## What you are asked to do
Can all of these lines be returned exactly?

>> begin Records for the task

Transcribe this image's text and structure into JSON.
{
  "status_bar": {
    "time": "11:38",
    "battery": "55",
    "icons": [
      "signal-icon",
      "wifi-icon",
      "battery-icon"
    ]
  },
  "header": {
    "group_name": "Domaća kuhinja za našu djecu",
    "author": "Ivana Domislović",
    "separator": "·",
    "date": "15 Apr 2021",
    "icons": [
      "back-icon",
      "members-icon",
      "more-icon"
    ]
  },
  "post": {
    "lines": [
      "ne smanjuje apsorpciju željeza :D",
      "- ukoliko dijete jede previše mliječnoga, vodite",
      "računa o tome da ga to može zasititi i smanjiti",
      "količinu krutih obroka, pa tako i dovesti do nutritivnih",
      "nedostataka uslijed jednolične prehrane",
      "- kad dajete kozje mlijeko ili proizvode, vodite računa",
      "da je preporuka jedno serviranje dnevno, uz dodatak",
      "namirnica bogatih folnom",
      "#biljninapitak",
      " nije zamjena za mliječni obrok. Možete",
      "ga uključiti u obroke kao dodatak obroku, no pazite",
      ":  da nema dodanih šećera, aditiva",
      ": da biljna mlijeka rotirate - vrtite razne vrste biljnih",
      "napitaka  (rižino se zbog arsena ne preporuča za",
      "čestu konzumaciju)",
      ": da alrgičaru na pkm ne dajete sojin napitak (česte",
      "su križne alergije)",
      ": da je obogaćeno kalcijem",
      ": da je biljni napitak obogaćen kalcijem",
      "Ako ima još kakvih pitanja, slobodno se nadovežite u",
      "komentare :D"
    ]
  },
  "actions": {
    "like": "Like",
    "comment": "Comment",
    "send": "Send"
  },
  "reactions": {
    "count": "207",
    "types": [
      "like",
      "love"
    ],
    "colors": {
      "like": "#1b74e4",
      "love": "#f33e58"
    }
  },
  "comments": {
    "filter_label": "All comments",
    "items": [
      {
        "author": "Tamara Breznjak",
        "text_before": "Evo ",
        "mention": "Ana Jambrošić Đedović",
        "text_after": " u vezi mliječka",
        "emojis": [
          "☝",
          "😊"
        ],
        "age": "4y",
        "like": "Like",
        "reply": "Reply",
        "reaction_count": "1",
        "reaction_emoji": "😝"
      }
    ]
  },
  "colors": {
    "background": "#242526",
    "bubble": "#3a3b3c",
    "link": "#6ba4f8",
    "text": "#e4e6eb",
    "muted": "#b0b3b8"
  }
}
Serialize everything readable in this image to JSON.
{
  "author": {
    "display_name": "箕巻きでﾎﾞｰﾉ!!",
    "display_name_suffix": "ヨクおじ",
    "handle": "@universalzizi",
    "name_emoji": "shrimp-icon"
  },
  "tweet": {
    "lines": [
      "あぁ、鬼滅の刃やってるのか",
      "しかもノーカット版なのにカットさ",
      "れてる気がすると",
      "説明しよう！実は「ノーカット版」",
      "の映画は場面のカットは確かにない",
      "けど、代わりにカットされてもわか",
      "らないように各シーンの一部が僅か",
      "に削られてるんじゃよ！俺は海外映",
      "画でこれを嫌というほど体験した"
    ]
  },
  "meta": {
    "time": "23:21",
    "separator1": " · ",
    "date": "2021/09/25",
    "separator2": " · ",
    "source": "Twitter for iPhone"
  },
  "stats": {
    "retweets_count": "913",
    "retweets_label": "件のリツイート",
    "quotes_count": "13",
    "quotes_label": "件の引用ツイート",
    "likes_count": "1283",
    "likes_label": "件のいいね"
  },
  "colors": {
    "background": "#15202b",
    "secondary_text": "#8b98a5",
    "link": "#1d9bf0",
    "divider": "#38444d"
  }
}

>> end Records for the task

## Response for this exercise
Transcribe this image's text and structure into JSON.
{
  "status_bar": {
    "time": "11:38",
    "battery": "55",
    "icons": [
      "signal-icon",
      "wifi-icon",
      "battery-icon"
    ]
  },
  "header": {
    "group_name": "Domaća kuhinja za našu djecu",
    "author": "Ivana Domislović",
    "separator": "·",
    "date": "15 Apr 2021",
    "icons": [
      "back-icon",
      "members-icon",
      "more-icon"
    ]
  },
  "post": {
    "lines": [
      "ne smanjuje apsorpciju željeza :D",
      "- ukoliko dijete jede previše mliječnoga, vodite",
      "računa o tome da ga to može zasititi i smanjiti",
      "količinu krutih obroka, pa tako i dovesti do nutritivnih",
      "nedostataka uslijed jednolične prehrane",
      "- kad dajete kozje mlijeko ili proizvode, vodite računa",
      "da je preporuka jedno serviranje dnevno, uz dodatak",
      "namirnica bogatih folnom",
      "#biljninapitak",
      " nije zamjena za mliječni obrok. Možete",
      "ga uključiti u obroke kao dodatak obroku, no pazite",
      ":  da nema dodanih šećera, aditiva",
      ": da biljna mlijeka rotirate - vrtite razne vrste biljnih",
      "napitaka  (rižino se zbog arsena ne preporuča za",
      "čestu konzumaciju)",
      ": da alrgičaru na pkm ne dajete sojin napitak (česte",
      "su križne alergije)",
      ": da je obogaćeno kalcijem",
      ": da je biljni napitak obogaćen kalcijem",
      "Ako ima još kakvih pitanja, slobodno se nadovežite u",
      "komentare :D"
    ]
  },
  "actions": {
    "like": "Like",
    "comment": "Comment",
    "send": "Send"
  },
  "reactions": {
    "count": "207",
    "types": [
      "like",
      "love"
    ],
    "colors": {
      "like": "#1b74e4",
      "love": "#f33e58"
    }
  },
  "comments": {
    "filter_label": "All comments",
    "items": [
      {
        "author": "Tamara Breznjak",
        "text_before": "Evo ",
        "mention": "Ana Jambrošić Đedović",
        "text_after": " u vezi mliječka",
        "emojis": [
          "☝",
          "😊"
        ],
        "age": "4y",
        "like": "Like",
        "reply": "Reply",
        "reaction_count": "1",
        "reaction_emoji": "😝"
      }
    ]
  },
  "colors": {
    "background": "#242526",
    "bubble": "#3a3b3c",
    "link": "#6ba4f8",
    "text": "#e4e6eb",
    "muted": "#b0b3b8"
  }
}
Serialize everything readable in this image to JSON.
{
  "author": {
    "display_name": "箕巻きでﾎﾞｰﾉ!!",
    "display_name_suffix": "ヨクおじ",
    "handle": "@universalzizi",
    "name_emoji": "shrimp-icon"
  },
  "tweet": {
    "lines": [
      "あぁ、鬼滅の刃やってるのか",
      "しかもノーカット版なのにカットさ",
      "れてる気がすると",
      "説明しよう！実は「ノーカット版」",
      "の映画は場面のカットは確かにない",
      "けど、代わりにカットされてもわか",
      "らないように各シーンの一部が僅か",
      "に削られてるんじゃよ！俺は海外映",
      "画でこれを嫌というほど体験した"
    ]
  },
  "meta": {
    "time": "23:21",
    "separator1": " · ",
    "date": "2021/09/25",
    "separator2": " · ",
    "source": "Twitter for iPhone"
  },
  "stats": {
    "retweets_count": "913",
    "retweets_label": "件のリツイート",
    "quotes_count": "13",
    "quotes_label": "件の引用ツイート",
    "likes_count": "1283",
    "likes_label": "件のいいね"
  },
  "colors": {
    "background": "#15202b",
    "secondary_text": "#8b98a5",
    "link": "#1d9bf0",
    "divider": "#38444d"
  }
}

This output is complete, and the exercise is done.